Requirements
Compute how many lines in the entries below contain "NaOH", and output nothing but the number.

Records supplied
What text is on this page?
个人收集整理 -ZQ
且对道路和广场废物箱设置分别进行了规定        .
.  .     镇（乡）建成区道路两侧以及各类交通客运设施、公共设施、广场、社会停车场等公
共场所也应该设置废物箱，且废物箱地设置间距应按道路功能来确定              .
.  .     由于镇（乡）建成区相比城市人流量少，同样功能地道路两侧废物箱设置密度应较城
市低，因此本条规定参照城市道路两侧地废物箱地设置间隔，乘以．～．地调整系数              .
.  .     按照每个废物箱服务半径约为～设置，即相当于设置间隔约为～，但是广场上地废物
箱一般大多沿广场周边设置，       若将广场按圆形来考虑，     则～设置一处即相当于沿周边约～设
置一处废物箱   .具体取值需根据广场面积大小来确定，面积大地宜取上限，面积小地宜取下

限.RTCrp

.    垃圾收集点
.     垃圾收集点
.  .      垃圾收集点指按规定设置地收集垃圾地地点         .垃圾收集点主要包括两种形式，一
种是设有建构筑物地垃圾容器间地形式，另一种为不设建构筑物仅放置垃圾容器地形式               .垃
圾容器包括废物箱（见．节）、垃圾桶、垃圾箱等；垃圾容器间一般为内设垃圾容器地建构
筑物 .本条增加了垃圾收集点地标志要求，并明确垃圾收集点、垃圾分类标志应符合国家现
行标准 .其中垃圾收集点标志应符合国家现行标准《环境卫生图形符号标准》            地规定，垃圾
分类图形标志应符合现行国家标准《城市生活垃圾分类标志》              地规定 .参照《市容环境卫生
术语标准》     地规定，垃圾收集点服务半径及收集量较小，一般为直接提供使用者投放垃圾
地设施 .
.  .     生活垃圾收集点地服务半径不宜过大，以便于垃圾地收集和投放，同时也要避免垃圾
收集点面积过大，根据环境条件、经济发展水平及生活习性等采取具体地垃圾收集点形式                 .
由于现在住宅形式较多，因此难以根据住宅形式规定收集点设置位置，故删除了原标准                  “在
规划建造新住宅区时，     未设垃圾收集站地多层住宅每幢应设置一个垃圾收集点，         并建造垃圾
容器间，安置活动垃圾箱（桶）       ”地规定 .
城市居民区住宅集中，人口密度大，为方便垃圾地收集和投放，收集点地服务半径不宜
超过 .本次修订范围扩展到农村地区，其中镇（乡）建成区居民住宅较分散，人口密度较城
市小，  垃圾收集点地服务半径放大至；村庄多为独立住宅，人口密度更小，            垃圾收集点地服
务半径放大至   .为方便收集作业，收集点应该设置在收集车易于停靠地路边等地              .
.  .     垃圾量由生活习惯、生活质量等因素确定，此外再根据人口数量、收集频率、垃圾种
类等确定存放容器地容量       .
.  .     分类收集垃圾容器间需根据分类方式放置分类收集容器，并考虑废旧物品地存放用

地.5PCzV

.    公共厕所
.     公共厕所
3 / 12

---

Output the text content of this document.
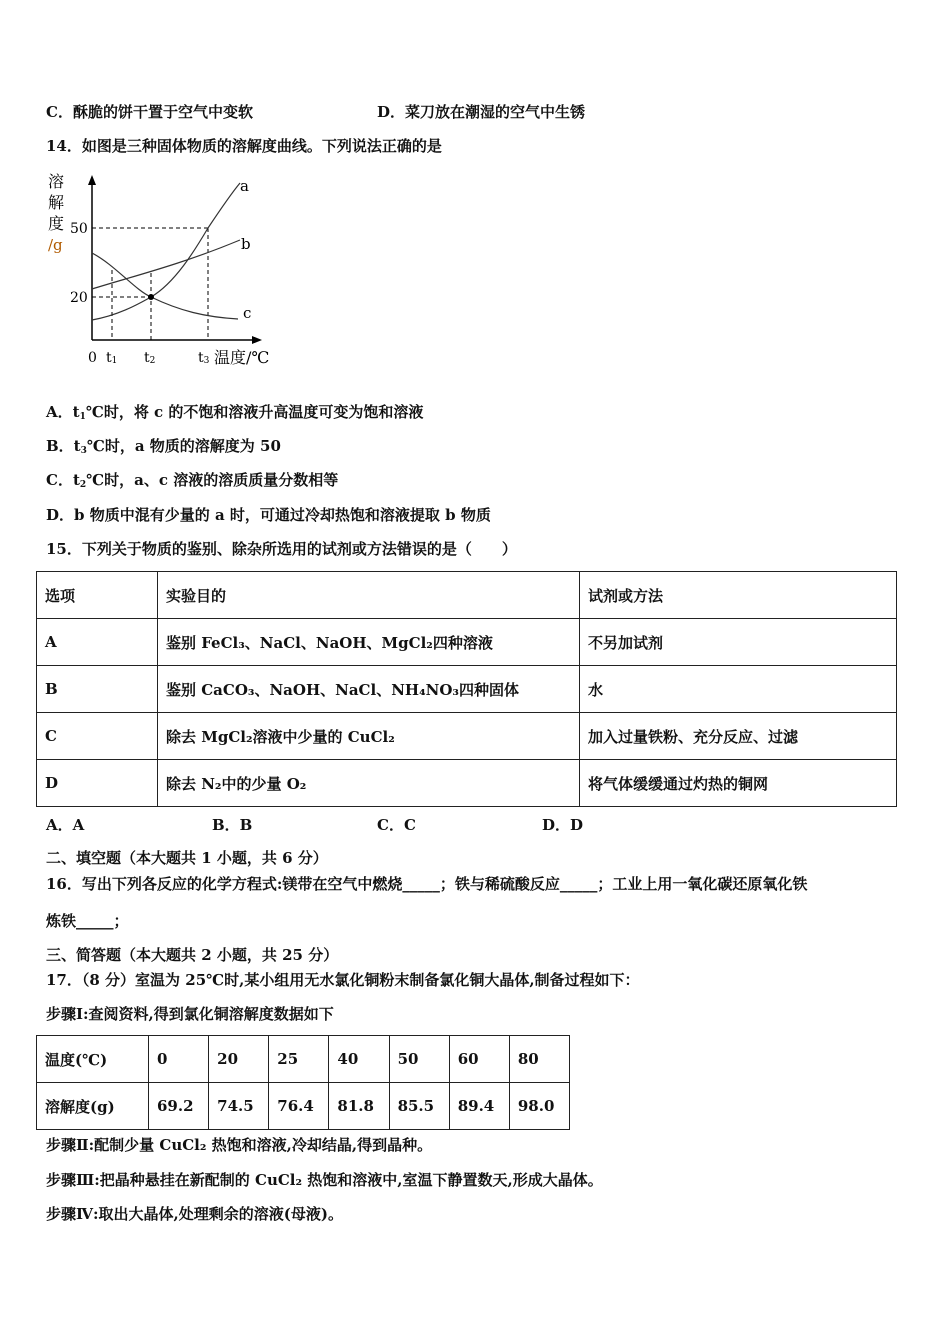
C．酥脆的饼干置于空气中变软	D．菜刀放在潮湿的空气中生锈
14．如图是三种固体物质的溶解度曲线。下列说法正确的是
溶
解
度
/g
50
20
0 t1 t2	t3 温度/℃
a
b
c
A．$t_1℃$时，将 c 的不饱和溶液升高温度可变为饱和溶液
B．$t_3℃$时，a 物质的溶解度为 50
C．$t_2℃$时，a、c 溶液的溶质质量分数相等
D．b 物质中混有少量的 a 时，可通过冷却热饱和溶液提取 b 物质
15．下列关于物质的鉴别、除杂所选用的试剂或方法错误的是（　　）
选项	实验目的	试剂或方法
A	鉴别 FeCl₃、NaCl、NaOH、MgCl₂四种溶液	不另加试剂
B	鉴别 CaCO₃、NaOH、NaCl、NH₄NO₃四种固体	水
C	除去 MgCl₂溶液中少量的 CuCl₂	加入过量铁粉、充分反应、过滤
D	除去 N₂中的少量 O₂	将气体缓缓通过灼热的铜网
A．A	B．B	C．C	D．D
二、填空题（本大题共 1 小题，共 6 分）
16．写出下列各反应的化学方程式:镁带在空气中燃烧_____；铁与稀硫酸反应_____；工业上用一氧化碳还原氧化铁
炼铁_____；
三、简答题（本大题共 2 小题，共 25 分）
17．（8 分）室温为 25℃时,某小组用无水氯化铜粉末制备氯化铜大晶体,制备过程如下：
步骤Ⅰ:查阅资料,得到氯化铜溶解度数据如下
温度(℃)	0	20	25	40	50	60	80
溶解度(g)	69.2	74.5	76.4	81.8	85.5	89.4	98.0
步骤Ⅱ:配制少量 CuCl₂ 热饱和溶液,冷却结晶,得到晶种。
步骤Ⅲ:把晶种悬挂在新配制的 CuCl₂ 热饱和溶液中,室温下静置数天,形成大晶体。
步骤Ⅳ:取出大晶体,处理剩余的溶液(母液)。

Task answer
2